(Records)
::::

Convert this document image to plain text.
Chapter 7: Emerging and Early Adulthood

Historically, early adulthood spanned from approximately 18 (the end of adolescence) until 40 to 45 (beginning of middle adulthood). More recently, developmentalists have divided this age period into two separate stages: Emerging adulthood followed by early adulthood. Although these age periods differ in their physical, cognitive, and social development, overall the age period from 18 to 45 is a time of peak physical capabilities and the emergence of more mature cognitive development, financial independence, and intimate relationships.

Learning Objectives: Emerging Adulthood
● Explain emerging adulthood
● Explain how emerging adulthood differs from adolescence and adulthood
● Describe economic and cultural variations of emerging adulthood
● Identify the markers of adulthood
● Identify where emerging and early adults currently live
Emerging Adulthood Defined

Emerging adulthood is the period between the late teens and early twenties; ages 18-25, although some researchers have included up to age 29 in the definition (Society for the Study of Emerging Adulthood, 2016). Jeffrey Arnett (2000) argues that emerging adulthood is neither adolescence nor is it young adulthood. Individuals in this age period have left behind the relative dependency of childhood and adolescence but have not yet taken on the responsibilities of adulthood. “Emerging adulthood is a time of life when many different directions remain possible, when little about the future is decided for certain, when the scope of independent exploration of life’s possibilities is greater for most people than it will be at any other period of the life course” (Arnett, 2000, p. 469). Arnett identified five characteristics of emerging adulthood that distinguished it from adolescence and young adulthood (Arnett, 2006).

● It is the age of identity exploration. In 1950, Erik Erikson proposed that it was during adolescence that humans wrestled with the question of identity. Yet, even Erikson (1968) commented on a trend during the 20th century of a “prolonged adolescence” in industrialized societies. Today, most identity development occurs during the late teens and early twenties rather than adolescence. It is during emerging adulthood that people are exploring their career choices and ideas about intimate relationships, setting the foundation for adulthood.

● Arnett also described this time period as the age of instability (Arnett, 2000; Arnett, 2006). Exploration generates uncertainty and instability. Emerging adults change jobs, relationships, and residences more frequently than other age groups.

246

::::

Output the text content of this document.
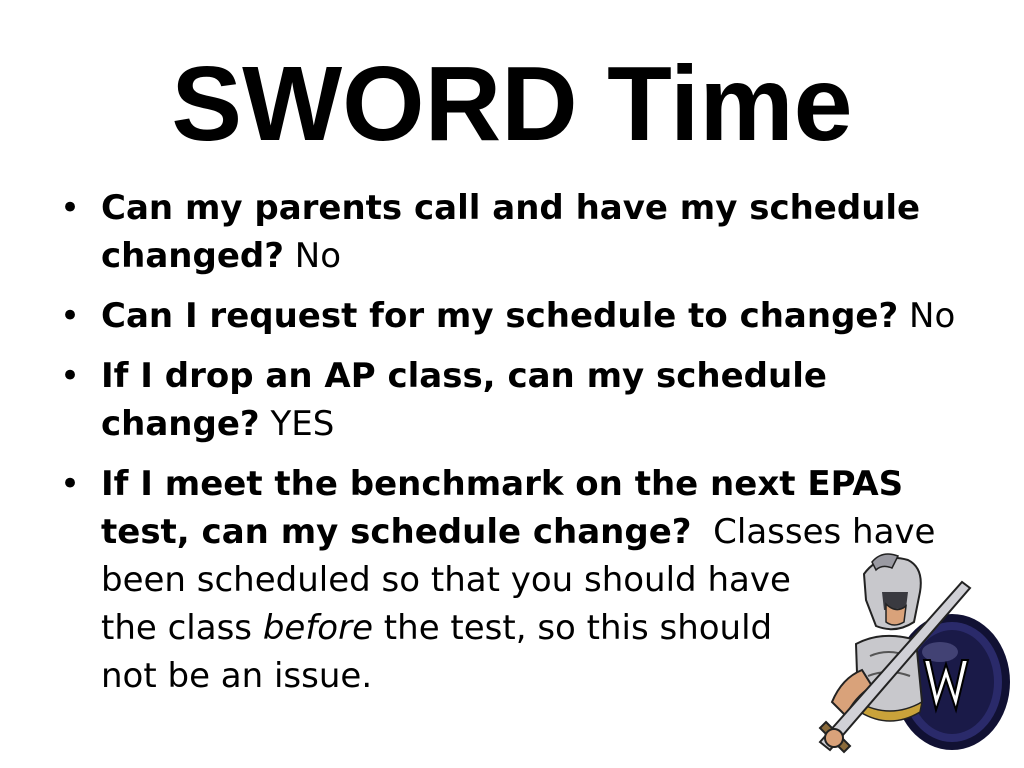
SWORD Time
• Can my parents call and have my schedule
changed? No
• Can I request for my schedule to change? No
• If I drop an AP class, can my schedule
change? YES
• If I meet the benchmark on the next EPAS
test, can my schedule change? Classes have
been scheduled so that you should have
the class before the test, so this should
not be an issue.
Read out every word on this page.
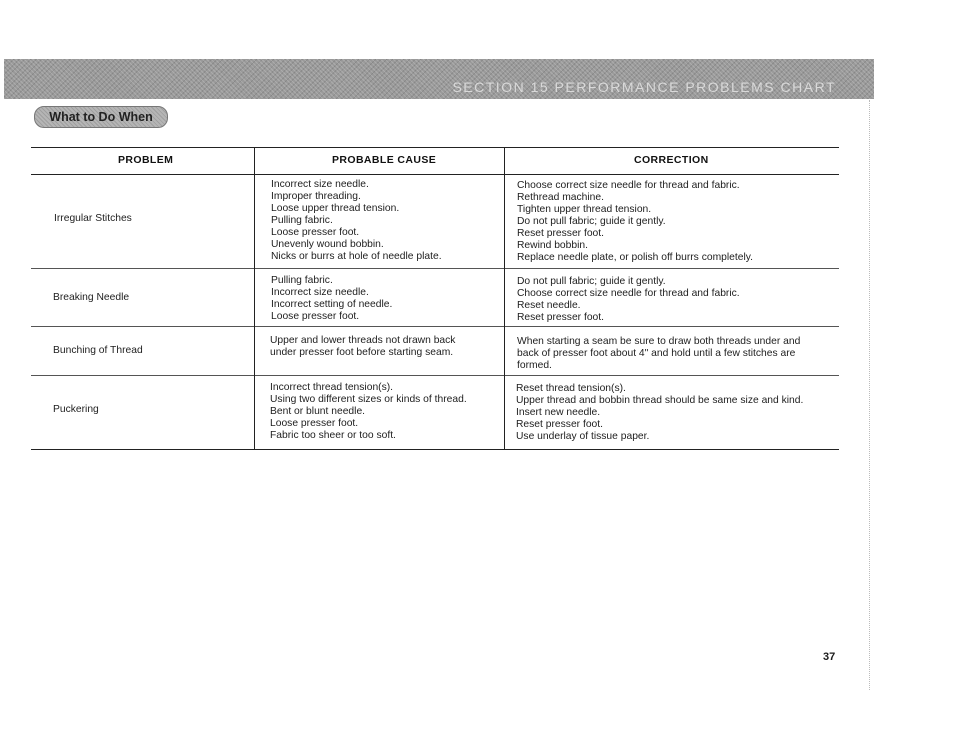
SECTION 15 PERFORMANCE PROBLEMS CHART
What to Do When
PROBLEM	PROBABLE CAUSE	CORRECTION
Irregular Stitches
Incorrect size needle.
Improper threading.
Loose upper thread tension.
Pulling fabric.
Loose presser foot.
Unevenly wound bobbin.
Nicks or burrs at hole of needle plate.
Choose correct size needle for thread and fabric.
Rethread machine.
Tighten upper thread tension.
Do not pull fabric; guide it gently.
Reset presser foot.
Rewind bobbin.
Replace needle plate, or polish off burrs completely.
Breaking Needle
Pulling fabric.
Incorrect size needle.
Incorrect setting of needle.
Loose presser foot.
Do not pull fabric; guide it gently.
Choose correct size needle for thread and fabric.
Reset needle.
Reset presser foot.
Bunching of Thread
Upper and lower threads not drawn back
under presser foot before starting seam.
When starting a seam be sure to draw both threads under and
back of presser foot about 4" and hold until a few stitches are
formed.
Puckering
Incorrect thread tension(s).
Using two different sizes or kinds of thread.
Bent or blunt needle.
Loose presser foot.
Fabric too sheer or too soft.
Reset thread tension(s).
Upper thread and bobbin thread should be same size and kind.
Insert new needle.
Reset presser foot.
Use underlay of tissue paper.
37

::::

What you have to do –
Which lines include "Identify"? Copy each of them out.

Output –
● Identify the markers of adulthood
● Identify where emerging and early adults currently live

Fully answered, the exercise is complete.